Aim » Repeat all of the records verbatim.

Data provided »
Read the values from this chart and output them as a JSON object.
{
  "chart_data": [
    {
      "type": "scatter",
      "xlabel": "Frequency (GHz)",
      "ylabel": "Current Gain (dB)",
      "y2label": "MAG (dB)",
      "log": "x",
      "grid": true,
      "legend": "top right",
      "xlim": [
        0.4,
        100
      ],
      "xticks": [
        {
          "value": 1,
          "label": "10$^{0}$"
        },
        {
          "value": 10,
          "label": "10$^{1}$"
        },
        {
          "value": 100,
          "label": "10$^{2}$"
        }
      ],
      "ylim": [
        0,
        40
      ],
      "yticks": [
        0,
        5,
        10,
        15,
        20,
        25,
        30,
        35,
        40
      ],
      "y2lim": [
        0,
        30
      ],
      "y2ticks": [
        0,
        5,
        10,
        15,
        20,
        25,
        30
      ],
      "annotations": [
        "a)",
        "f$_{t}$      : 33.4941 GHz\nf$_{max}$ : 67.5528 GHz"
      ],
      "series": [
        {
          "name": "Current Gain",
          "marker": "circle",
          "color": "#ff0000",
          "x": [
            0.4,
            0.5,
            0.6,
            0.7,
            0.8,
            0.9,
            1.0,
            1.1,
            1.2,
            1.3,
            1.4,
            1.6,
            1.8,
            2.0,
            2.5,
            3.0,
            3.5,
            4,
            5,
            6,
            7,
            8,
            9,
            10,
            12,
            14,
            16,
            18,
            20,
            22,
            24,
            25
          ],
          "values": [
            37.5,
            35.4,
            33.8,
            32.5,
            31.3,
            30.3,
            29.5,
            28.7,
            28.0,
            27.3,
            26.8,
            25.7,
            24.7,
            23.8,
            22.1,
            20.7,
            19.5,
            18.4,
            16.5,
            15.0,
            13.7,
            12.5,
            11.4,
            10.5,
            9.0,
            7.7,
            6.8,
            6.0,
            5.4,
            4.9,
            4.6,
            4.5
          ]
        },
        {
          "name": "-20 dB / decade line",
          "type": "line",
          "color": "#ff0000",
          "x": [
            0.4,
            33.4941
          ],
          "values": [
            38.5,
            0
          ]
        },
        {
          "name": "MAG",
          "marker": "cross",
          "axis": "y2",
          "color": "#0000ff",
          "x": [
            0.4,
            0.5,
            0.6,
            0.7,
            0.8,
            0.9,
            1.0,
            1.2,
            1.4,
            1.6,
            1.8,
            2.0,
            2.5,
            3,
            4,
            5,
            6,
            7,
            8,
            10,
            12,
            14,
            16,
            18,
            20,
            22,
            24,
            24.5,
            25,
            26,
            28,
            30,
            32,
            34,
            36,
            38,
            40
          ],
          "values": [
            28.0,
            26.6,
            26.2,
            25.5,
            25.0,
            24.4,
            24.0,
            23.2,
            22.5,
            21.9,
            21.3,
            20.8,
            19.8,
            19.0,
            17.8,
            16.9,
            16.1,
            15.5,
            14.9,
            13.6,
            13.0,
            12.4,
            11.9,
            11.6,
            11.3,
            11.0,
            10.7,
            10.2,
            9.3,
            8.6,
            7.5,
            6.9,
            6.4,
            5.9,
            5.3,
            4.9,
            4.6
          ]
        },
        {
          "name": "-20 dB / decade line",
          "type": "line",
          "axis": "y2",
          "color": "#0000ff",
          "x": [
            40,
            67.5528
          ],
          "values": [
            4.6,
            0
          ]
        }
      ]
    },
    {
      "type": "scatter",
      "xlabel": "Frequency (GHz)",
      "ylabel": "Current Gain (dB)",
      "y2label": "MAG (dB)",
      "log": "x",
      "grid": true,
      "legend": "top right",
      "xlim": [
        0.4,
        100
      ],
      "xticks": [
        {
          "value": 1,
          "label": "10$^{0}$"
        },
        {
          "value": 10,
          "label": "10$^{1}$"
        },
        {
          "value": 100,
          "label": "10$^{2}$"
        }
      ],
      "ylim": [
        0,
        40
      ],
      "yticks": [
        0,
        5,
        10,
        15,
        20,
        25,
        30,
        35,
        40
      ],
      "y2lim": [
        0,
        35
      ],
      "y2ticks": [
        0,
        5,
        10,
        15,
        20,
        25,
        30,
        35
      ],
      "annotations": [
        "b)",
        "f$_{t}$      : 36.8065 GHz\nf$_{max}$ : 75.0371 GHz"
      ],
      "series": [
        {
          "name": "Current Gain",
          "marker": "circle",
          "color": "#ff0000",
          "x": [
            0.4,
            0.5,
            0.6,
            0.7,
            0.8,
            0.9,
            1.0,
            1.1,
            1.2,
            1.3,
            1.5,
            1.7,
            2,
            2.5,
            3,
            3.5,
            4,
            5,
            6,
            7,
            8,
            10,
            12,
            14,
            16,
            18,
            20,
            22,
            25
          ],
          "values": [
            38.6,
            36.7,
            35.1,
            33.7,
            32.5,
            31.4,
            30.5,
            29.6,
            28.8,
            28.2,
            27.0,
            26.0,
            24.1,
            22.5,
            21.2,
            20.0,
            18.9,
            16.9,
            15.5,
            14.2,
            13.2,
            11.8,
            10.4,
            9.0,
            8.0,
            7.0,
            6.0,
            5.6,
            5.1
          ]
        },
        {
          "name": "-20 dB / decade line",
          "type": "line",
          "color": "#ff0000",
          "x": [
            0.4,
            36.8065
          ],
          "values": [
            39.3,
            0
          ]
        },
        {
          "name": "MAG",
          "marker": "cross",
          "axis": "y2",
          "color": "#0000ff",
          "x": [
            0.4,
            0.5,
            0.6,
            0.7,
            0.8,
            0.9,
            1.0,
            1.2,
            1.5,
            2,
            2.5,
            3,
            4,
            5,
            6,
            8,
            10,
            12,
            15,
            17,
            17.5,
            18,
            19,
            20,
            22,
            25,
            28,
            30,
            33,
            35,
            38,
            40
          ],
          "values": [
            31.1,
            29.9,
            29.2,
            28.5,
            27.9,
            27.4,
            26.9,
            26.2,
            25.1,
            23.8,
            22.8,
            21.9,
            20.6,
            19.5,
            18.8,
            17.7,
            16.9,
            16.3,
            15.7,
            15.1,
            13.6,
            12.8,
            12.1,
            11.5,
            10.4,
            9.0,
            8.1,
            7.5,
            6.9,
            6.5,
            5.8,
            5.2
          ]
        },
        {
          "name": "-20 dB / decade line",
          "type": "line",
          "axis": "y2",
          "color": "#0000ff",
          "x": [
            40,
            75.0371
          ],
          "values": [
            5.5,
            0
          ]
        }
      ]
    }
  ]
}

Result »
Read the values from this chart and output them as a JSON object.
{
  "chart_data": [
    {
      "type": "scatter",
      "xlabel": "Frequency (GHz)",
      "ylabel": "Current Gain (dB)",
      "y2label": "MAG (dB)",
      "log": "x",
      "grid": true,
      "legend": "top right",
      "xlim": [
        0.4,
        100
      ],
      "xticks": [
        {
          "value": 1,
          "label": "10$^{0}$"
        },
        {
          "value": 10,
          "label": "10$^{1}$"
        },
        {
          "value": 100,
          "label": "10$^{2}$"
        }
      ],
      "ylim": [
        0,
        40
      ],
      "yticks": [
        0,
        5,
        10,
        15,
        20,
        25,
        30,
        35,
        40
      ],
      "y2lim": [
        0,
        30
      ],
      "y2ticks": [
        0,
        5,
        10,
        15,
        20,
        25,
        30
      ],
      "annotations": [
        "a)",
        "f$_{t}$      : 33.4941 GHz\nf$_{max}$ : 67.5528 GHz"
      ],
      "series": [
        {
          "name": "Current Gain",
          "marker": "circle",
          "color": "#ff0000",
          "x": [
            0.4,
            0.5,
            0.6,
            0.7,
            0.8,
            0.9,
            1.0,
            1.1,
            1.2,
            1.3,
            1.4,
            1.6,
            1.8,
            2.0,
            2.5,
            3.0,
            3.5,
            4,
            5,
            6,
            7,
            8,
            9,
            10,
            12,
            14,
            16,
            18,
            20,
            22,
            24,
            25
          ],
          "values": [
            37.5,
            35.4,
            33.8,
            32.5,
            31.3,
            30.3,
            29.5,
            28.7,
            28.0,
            27.3,
            26.8,
            25.7,
            24.7,
            23.8,
            22.1,
            20.7,
            19.5,
            18.4,
            16.5,
            15.0,
            13.7,
            12.5,
            11.4,
            10.5,
            9.0,
            7.7,
            6.8,
            6.0,
            5.4,
            4.9,
            4.6,
            4.5
          ]
        },
        {
          "name": "-20 dB / decade line",
          "type": "line",
          "color": "#ff0000",
          "x": [
            0.4,
            33.4941
          ],
          "values": [
            38.5,
            0
          ]
        },
        {
          "name": "MAG",
          "marker": "cross",
          "axis": "y2",
          "color": "#0000ff",
          "x": [
            0.4,
            0.5,
            0.6,
            0.7,
            0.8,
            0.9,
            1.0,
            1.2,
            1.4,
            1.6,
            1.8,
            2.0,
            2.5,
            3,
            4,
            5,
            6,
            7,
            8,
            10,
            12,
            14,
            16,
            18,
            20,
            22,
            24,
            24.5,
            25,
            26,
            28,
            30,
            32,
            34,
            36,
            38,
            40
          ],
          "values": [
            28.0,
            26.6,
            26.2,
            25.5,
            25.0,
            24.4,
            24.0,
            23.2,
            22.5,
            21.9,
            21.3,
            20.8,
            19.8,
            19.0,
            17.8,
            16.9,
            16.1,
            15.5,
            14.9,
            13.6,
            13.0,
            12.4,
            11.9,
            11.6,
            11.3,
            11.0,
            10.7,
            10.2,
            9.3,
            8.6,
            7.5,
            6.9,
            6.4,
            5.9,
            5.3,
            4.9,
            4.6
          ]
        },
        {
          "name": "-20 dB / decade line",
          "type": "line",
          "axis": "y2",
          "color": "#0000ff",
          "x": [
            40,
            67.5528
          ],
          "values": [
            4.6,
            0
          ]
        }
      ]
    },
    {
      "type": "scatter",
      "xlabel": "Frequency (GHz)",
      "ylabel": "Current Gain (dB)",
      "y2label": "MAG (dB)",
      "log": "x",
      "grid": true,
      "legend": "top right",
      "xlim": [
        0.4,
        100
      ],
      "xticks": [
        {
          "value": 1,
          "label": "10$^{0}$"
        },
        {
          "value": 10,
          "label": "10$^{1}$"
        },
        {
          "value": 100,
          "label": "10$^{2}$"
        }
      ],
      "ylim": [
        0,
        40
      ],
      "yticks": [
        0,
        5,
        10,
        15,
        20,
        25,
        30,
        35,
        40
      ],
      "y2lim": [
        0,
        35
      ],
      "y2ticks": [
        0,
        5,
        10,
        15,
        20,
        25,
        30,
        35
      ],
      "annotations": [
        "b)",
        "f$_{t}$      : 36.8065 GHz\nf$_{max}$ : 75.0371 GHz"
      ],
      "series": [
        {
          "name": "Current Gain",
          "marker": "circle",
          "color": "#ff0000",
          "x": [
            0.4,
            0.5,
            0.6,
            0.7,
            0.8,
            0.9,
            1.0,
            1.1,
            1.2,
            1.3,
            1.5,
            1.7,
            2,
            2.5,
            3,
            3.5,
            4,
            5,
            6,
            7,
            8,
            10,
            12,
            14,
            16,
            18,
            20,
            22,
            25
          ],
          "values": [
            38.6,
            36.7,
            35.1,
            33.7,
            32.5,
            31.4,
            30.5,
            29.6,
            28.8,
            28.2,
            27.0,
            26.0,
            24.1,
            22.5,
            21.2,
            20.0,
            18.9,
            16.9,
            15.5,
            14.2,
            13.2,
            11.8,
            10.4,
            9.0,
            8.0,
            7.0,
            6.0,
            5.6,
            5.1
          ]
        },
        {
          "name": "-20 dB / decade line",
          "type": "line",
          "color": "#ff0000",
          "x": [
            0.4,
            36.8065
          ],
          "values": [
            39.3,
            0
          ]
        },
        {
          "name": "MAG",
          "marker": "cross",
          "axis": "y2",
          "color": "#0000ff",
          "x": [
            0.4,
            0.5,
            0.6,
            0.7,
            0.8,
            0.9,
            1.0,
            1.2,
            1.5,
            2,
            2.5,
            3,
            4,
            5,
            6,
            8,
            10,
            12,
            15,
            17,
            17.5,
            18,
            19,
            20,
            22,
            25,
            28,
            30,
            33,
            35,
            38,
            40
          ],
          "values": [
            31.1,
            29.9,
            29.2,
            28.5,
            27.9,
            27.4,
            26.9,
            26.2,
            25.1,
            23.8,
            22.8,
            21.9,
            20.6,
            19.5,
            18.8,
            17.7,
            16.9,
            16.3,
            15.7,
            15.1,
            13.6,
            12.8,
            12.1,
            11.5,
            10.4,
            9.0,
            8.1,
            7.5,
            6.9,
            6.5,
            5.8,
            5.2
          ]
        },
        {
          "name": "-20 dB / decade line",
          "type": "line",
          "axis": "y2",
          "color": "#0000ff",
          "x": [
            40,
            75.0371
          ],
          "values": [
            5.5,
            0
          ]
        }
      ]
    }
  ]
}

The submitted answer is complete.